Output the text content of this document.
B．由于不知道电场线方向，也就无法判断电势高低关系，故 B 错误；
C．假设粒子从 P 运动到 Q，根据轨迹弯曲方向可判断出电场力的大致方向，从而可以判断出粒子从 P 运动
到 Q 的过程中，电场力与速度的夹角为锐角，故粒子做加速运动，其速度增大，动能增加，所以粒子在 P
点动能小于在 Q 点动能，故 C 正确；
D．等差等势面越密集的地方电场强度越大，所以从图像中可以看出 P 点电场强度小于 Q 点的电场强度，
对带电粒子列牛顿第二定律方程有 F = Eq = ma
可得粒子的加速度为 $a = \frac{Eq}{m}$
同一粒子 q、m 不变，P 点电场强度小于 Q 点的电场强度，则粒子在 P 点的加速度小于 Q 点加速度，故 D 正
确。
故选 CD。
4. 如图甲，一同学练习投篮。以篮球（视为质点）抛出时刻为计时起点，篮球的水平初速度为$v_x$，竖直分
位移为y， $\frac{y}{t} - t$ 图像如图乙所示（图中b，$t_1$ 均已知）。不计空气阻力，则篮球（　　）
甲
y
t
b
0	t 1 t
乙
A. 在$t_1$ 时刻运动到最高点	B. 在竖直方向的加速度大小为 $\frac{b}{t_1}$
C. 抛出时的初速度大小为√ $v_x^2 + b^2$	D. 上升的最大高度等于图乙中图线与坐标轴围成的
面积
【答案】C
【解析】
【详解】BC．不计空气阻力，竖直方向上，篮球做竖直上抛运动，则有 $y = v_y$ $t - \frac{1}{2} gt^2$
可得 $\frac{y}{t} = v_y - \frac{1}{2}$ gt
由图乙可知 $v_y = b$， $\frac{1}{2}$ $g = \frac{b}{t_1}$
• • • • • • •
Print the records once more, exactly as they were given.

Output the text content of this document.
B．由于不知道电场线方向，也就无法判断电势高低关系，故 B 错误；
C．假设粒子从 P 运动到 Q，根据轨迹弯曲方向可判断出电场力的大致方向，从而可以判断出粒子从 P 运动
到 Q 的过程中，电场力与速度的夹角为锐角，故粒子做加速运动，其速度增大，动能增加，所以粒子在 P
点动能小于在 Q 点动能，故 C 正确；
D．等差等势面越密集的地方电场强度越大，所以从图像中可以看出 P 点电场强度小于 Q 点的电场强度，
对带电粒子列牛顿第二定律方程有 F = Eq = ma
可得粒子的加速度为 $a = \frac{Eq}{m}$
同一粒子 q、m 不变，P 点电场强度小于 Q 点的电场强度，则粒子在 P 点的加速度小于 Q 点加速度，故 D 正
确。
故选 CD。
4. 如图甲，一同学练习投篮。以篮球（视为质点）抛出时刻为计时起点，篮球的水平初速度为$v_x$，竖直分
位移为y， $\frac{y}{t} - t$ 图像如图乙所示（图中b，$t_1$ 均已知）。不计空气阻力，则篮球（　　）
甲
y
t
b
0	t 1 t
乙
A. 在$t_1$ 时刻运动到最高点	B. 在竖直方向的加速度大小为 $\frac{b}{t_1}$
C. 抛出时的初速度大小为√ $v_x^2 + b^2$	D. 上升的最大高度等于图乙中图线与坐标轴围成的
面积
【答案】C
【解析】
【详解】BC．不计空气阻力，竖直方向上，篮球做竖直上抛运动，则有 $y = v_y$ $t - \frac{1}{2} gt^2$
可得 $\frac{y}{t} = v_y - \frac{1}{2}$ gt
由图乙可知 $v_y = b$， $\frac{1}{2}$ $g = \frac{b}{t_1}$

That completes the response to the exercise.